**** RECORDS
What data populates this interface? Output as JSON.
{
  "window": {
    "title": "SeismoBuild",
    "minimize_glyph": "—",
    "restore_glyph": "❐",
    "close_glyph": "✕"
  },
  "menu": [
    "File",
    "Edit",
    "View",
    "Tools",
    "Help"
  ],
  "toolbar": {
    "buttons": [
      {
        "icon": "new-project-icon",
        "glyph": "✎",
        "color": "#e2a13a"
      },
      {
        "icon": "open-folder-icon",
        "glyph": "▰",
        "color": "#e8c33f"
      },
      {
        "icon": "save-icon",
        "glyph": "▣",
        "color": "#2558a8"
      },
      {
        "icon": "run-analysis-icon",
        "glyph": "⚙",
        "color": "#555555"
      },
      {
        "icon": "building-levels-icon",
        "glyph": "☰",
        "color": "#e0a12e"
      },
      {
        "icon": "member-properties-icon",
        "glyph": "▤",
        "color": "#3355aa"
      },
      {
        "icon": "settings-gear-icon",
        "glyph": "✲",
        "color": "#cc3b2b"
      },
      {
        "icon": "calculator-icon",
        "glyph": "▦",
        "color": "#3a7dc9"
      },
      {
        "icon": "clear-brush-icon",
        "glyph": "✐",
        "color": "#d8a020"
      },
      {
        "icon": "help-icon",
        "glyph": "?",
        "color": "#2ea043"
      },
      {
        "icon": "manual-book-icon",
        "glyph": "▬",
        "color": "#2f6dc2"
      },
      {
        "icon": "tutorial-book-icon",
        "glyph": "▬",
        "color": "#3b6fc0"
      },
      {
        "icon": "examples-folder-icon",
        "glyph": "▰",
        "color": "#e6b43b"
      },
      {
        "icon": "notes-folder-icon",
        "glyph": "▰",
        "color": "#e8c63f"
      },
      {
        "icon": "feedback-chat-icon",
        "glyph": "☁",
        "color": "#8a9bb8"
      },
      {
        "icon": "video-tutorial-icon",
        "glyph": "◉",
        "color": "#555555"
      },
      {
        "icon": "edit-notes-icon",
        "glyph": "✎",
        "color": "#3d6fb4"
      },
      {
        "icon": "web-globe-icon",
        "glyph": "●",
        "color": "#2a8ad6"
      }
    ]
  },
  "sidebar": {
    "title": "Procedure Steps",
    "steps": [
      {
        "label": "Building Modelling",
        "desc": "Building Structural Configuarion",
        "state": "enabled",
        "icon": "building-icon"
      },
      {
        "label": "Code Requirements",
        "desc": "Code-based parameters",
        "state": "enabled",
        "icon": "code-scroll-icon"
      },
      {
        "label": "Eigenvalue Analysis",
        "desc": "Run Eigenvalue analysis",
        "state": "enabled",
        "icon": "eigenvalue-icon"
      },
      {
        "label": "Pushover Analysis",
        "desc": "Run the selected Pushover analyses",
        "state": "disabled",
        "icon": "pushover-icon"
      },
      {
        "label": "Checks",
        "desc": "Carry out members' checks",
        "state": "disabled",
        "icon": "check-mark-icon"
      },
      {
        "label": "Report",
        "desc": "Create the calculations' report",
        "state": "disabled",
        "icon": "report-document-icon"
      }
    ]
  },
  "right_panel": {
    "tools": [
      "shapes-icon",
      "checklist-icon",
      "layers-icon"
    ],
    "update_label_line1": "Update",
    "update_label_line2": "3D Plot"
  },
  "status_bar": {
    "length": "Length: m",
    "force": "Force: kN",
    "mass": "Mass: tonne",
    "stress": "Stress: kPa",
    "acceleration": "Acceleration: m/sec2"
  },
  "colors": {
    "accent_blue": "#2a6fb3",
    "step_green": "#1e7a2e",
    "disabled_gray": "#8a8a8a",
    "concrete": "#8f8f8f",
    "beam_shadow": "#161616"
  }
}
********
GIVEN EXERCISE:
Repeat the lines above exactly.

SOLUTION FOR THIS EXERCISE:
What data populates this interface? Output as JSON.
{
  "window": {
    "title": "SeismoBuild",
    "minimize_glyph": "—",
    "restore_glyph": "❐",
    "close_glyph": "✕"
  },
  "menu": [
    "File",
    "Edit",
    "View",
    "Tools",
    "Help"
  ],
  "toolbar": {
    "buttons": [
      {
        "icon": "new-project-icon",
        "glyph": "✎",
        "color": "#e2a13a"
      },
      {
        "icon": "open-folder-icon",
        "glyph": "▰",
        "color": "#e8c33f"
      },
      {
        "icon": "save-icon",
        "glyph": "▣",
        "color": "#2558a8"
      },
      {
        "icon": "run-analysis-icon",
        "glyph": "⚙",
        "color": "#555555"
      },
      {
        "icon": "building-levels-icon",
        "glyph": "☰",
        "color": "#e0a12e"
      },
      {
        "icon": "member-properties-icon",
        "glyph": "▤",
        "color": "#3355aa"
      },
      {
        "icon": "settings-gear-icon",
        "glyph": "✲",
        "color": "#cc3b2b"
      },
      {
        "icon": "calculator-icon",
        "glyph": "▦",
        "color": "#3a7dc9"
      },
      {
        "icon": "clear-brush-icon",
        "glyph": "✐",
        "color": "#d8a020"
      },
      {
        "icon": "help-icon",
        "glyph": "?",
        "color": "#2ea043"
      },
      {
        "icon": "manual-book-icon",
        "glyph": "▬",
        "color": "#2f6dc2"
      },
      {
        "icon": "tutorial-book-icon",
        "glyph": "▬",
        "color": "#3b6fc0"
      },
      {
        "icon": "examples-folder-icon",
        "glyph": "▰",
        "color": "#e6b43b"
      },
      {
        "icon": "notes-folder-icon",
        "glyph": "▰",
        "color": "#e8c63f"
      },
      {
        "icon": "feedback-chat-icon",
        "glyph": "☁",
        "color": "#8a9bb8"
      },
      {
        "icon": "video-tutorial-icon",
        "glyph": "◉",
        "color": "#555555"
      },
      {
        "icon": "edit-notes-icon",
        "glyph": "✎",
        "color": "#3d6fb4"
      },
      {
        "icon": "web-globe-icon",
        "glyph": "●",
        "color": "#2a8ad6"
      }
    ]
  },
  "sidebar": {
    "title": "Procedure Steps",
    "steps": [
      {
        "label": "Building Modelling",
        "desc": "Building Structural Configuarion",
        "state": "enabled",
        "icon": "building-icon"
      },
      {
        "label": "Code Requirements",
        "desc": "Code-based parameters",
        "state": "enabled",
        "icon": "code-scroll-icon"
      },
      {
        "label": "Eigenvalue Analysis",
        "desc": "Run Eigenvalue analysis",
        "state": "enabled",
        "icon": "eigenvalue-icon"
      },
      {
        "label": "Pushover Analysis",
        "desc": "Run the selected Pushover analyses",
        "state": "disabled",
        "icon": "pushover-icon"
      },
      {
        "label": "Checks",
        "desc": "Carry out members' checks",
        "state": "disabled",
        "icon": "check-mark-icon"
      },
      {
        "label": "Report",
        "desc": "Create the calculations' report",
        "state": "disabled",
        "icon": "report-document-icon"
      }
    ]
  },
  "right_panel": {
    "tools": [
      "shapes-icon",
      "checklist-icon",
      "layers-icon"
    ],
    "update_label_line1": "Update",
    "update_label_line2": "3D Plot"
  },
  "status_bar": {
    "length": "Length: m",
    "force": "Force: kN",
    "mass": "Mass: tonne",
    "stress": "Stress: kPa",
    "acceleration": "Acceleration: m/sec2"
  },
  "colors": {
    "accent_blue": "#2a6fb3",
    "step_green": "#1e7a2e",
    "disabled_gray": "#8a8a8a",
    "concrete": "#8f8f8f",
    "beam_shadow": "#161616"
  }
}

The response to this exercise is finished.